▶ [RECORDS FOR PROCESSING]
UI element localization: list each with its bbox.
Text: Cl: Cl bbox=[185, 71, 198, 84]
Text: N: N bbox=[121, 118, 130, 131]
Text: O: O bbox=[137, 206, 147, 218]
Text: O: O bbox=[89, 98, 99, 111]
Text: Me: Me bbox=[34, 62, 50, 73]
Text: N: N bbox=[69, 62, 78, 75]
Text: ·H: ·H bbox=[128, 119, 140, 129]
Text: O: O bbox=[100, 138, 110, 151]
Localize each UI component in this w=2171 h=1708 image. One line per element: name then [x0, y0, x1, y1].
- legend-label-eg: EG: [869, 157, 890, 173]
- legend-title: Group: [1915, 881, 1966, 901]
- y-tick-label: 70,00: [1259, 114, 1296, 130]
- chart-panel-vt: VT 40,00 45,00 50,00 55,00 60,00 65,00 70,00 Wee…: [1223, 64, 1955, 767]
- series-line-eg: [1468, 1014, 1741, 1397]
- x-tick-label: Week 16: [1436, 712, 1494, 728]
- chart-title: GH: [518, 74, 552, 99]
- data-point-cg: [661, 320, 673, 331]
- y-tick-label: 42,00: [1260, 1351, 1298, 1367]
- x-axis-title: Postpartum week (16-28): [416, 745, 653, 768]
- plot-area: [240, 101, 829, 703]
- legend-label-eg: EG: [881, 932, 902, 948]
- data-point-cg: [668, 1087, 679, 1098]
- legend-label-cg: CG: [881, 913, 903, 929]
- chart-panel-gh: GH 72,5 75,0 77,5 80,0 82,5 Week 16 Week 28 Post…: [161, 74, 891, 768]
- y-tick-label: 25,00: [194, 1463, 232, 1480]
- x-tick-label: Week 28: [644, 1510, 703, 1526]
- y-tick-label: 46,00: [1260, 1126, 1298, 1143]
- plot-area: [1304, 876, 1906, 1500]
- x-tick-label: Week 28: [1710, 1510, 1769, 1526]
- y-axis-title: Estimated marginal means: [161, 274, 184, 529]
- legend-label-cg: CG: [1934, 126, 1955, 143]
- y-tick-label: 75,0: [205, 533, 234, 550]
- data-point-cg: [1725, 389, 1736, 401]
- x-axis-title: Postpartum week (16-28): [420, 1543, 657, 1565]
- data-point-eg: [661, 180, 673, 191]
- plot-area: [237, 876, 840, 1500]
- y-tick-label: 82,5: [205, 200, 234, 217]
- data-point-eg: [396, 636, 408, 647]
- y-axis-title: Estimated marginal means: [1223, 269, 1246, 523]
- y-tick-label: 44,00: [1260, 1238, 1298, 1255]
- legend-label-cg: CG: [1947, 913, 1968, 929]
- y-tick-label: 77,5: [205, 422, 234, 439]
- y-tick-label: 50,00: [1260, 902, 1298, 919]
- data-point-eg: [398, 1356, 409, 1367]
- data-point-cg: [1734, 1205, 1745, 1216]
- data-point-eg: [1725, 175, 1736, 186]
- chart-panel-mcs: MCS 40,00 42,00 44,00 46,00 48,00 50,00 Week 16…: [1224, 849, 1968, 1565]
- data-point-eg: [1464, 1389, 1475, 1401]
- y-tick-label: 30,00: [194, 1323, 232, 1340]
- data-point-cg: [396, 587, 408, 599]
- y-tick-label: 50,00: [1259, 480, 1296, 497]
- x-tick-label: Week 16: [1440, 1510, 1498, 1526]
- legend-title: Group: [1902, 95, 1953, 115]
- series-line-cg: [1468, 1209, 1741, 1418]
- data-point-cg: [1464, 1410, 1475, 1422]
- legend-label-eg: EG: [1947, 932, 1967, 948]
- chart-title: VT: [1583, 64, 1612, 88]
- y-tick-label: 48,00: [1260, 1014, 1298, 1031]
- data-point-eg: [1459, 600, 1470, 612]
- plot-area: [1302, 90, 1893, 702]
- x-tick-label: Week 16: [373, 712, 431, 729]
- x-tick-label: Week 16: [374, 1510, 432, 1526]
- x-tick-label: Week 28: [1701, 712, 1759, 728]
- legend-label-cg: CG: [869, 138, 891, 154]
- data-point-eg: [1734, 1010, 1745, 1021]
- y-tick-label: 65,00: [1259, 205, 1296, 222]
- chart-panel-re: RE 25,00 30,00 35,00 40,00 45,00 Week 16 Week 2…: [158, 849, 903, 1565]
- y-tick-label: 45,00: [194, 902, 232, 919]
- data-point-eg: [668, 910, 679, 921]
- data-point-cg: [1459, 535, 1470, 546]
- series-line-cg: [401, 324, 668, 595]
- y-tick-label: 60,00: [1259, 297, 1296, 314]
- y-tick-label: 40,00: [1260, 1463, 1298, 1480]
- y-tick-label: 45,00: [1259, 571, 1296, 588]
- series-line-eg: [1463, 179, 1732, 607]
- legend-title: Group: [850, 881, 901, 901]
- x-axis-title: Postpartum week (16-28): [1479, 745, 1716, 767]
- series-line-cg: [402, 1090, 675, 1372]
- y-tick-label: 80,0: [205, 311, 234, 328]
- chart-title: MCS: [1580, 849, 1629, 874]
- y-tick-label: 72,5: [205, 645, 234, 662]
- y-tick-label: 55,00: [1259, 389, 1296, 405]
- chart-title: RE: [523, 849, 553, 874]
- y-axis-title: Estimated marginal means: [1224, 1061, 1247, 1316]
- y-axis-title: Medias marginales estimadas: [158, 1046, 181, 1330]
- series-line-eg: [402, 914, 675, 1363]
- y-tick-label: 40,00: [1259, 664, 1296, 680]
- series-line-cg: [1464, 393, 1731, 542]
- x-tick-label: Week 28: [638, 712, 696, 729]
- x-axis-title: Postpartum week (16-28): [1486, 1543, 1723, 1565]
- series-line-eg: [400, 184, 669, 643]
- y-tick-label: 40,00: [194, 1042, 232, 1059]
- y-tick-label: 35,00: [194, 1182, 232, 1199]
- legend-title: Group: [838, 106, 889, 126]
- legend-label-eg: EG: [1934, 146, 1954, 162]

▶ [TASK REQUIREMENTS] Output all of the material above again, line for line and without alteration.

▶ [RESULT]
UI element localization: list each with its bbox.
Text: Cl: Cl bbox=[185, 71, 198, 84]
Text: N: N bbox=[121, 118, 130, 131]
Text: O: O bbox=[137, 206, 147, 218]
Text: O: O bbox=[89, 98, 99, 111]
Text: Me: Me bbox=[34, 62, 50, 73]
Text: N: N bbox=[69, 62, 78, 75]
Text: ·H: ·H bbox=[128, 119, 140, 129]
Text: O: O bbox=[100, 138, 110, 151]
Localize each UI component in this w=2171 h=1708 image. One line per element: name then [x0, y0, x1, y1].
- legend-label-eg: EG: [869, 157, 890, 173]
- legend-title: Group: [1915, 881, 1966, 901]
- y-tick-label: 70,00: [1259, 114, 1296, 130]
- chart-panel-vt: VT 40,00 45,00 50,00 55,00 60,00 65,00 70,00 Wee…: [1223, 64, 1955, 767]
- series-line-eg: [1468, 1014, 1741, 1397]
- x-tick-label: Week 16: [1436, 712, 1494, 728]
- chart-title: GH: [518, 74, 552, 99]
- data-point-cg: [661, 320, 673, 331]
- y-tick-label: 42,00: [1260, 1351, 1298, 1367]
- x-axis-title: Postpartum week (16-28): [416, 745, 653, 768]
- plot-area: [240, 101, 829, 703]
- legend-label-eg: EG: [881, 932, 902, 948]
- data-point-cg: [668, 1087, 679, 1098]
- legend-label-cg: CG: [881, 913, 903, 929]
- chart-panel-gh: GH 72,5 75,0 77,5 80,0 82,5 Week 16 Week 28 Post…: [161, 74, 891, 768]
- y-tick-label: 25,00: [194, 1463, 232, 1480]
- x-tick-label: Week 28: [644, 1510, 703, 1526]
- y-tick-label: 46,00: [1260, 1126, 1298, 1143]
- plot-area: [1304, 876, 1906, 1500]
- x-tick-label: Week 28: [1710, 1510, 1769, 1526]
- y-axis-title: Estimated marginal means: [161, 274, 184, 529]
- legend-label-cg: CG: [1934, 126, 1955, 143]
- y-tick-label: 75,0: [205, 533, 234, 550]
- data-point-cg: [1725, 389, 1736, 401]
- x-axis-title: Postpartum week (16-28): [420, 1543, 657, 1565]
- data-point-eg: [661, 180, 673, 191]
- plot-area: [237, 876, 840, 1500]
- y-tick-label: 82,5: [205, 200, 234, 217]
- data-point-eg: [396, 636, 408, 647]
- y-axis-title: Estimated marginal means: [1223, 269, 1246, 523]
- y-tick-label: 44,00: [1260, 1238, 1298, 1255]
- legend-label-cg: CG: [1947, 913, 1968, 929]
- y-tick-label: 77,5: [205, 422, 234, 439]
- y-tick-label: 50,00: [1260, 902, 1298, 919]
- data-point-eg: [398, 1356, 409, 1367]
- data-point-cg: [1734, 1205, 1745, 1216]
- data-point-eg: [1725, 175, 1736, 186]
- chart-panel-mcs: MCS 40,00 42,00 44,00 46,00 48,00 50,00 Week 16…: [1224, 849, 1968, 1565]
- data-point-eg: [1464, 1389, 1475, 1401]
- y-tick-label: 30,00: [194, 1323, 232, 1340]
- data-point-cg: [396, 587, 408, 599]
- y-tick-label: 50,00: [1259, 480, 1296, 497]
- x-tick-label: Week 16: [1440, 1510, 1498, 1526]
- legend-title: Group: [1902, 95, 1953, 115]
- series-line-cg: [1468, 1209, 1741, 1418]
- data-point-cg: [1464, 1410, 1475, 1422]
- legend-label-eg: EG: [1947, 932, 1967, 948]
- chart-title: VT: [1583, 64, 1612, 88]
- y-tick-label: 48,00: [1260, 1014, 1298, 1031]
- data-point-eg: [1459, 600, 1470, 612]
- plot-area: [1302, 90, 1893, 702]
- x-tick-label: Week 16: [373, 712, 431, 729]
- x-tick-label: Week 16: [374, 1510, 432, 1526]
- x-tick-label: Week 28: [1701, 712, 1759, 728]
- legend-label-cg: CG: [869, 138, 891, 154]
- data-point-eg: [1734, 1010, 1745, 1021]
- y-tick-label: 65,00: [1259, 205, 1296, 222]
- chart-panel-re: RE 25,00 30,00 35,00 40,00 45,00 Week 16 Week 2…: [158, 849, 903, 1565]
- y-tick-label: 45,00: [194, 902, 232, 919]
- data-point-eg: [668, 910, 679, 921]
- data-point-cg: [1459, 535, 1470, 546]
- series-line-cg: [401, 324, 668, 595]
- y-tick-label: 60,00: [1259, 297, 1296, 314]
- y-tick-label: 40,00: [1260, 1463, 1298, 1480]
- y-tick-label: 45,00: [1259, 571, 1296, 588]
- series-line-eg: [1463, 179, 1732, 607]
- legend-title: Group: [850, 881, 901, 901]
- x-axis-title: Postpartum week (16-28): [1479, 745, 1716, 767]
- series-line-cg: [402, 1090, 675, 1372]
- y-tick-label: 80,0: [205, 311, 234, 328]
- chart-title: MCS: [1580, 849, 1629, 874]
- y-tick-label: 72,5: [205, 645, 234, 662]
- y-tick-label: 55,00: [1259, 389, 1296, 405]
- chart-title: RE: [523, 849, 553, 874]
- y-axis-title: Estimated marginal means: [1224, 1061, 1247, 1316]
- y-axis-title: Medias marginales estimadas: [158, 1046, 181, 1330]
- series-line-eg: [402, 914, 675, 1363]
- y-tick-label: 40,00: [1259, 664, 1296, 680]
- series-line-cg: [1464, 393, 1731, 542]
- x-tick-label: Week 28: [638, 712, 696, 729]
- x-axis-title: Postpartum week (16-28): [1486, 1543, 1723, 1565]
- series-line-eg: [400, 184, 669, 643]
- y-tick-label: 40,00: [194, 1042, 232, 1059]
- y-tick-label: 35,00: [194, 1182, 232, 1199]
- legend-title: Group: [838, 106, 889, 126]
- legend-label-eg: EG: [1934, 146, 1954, 162]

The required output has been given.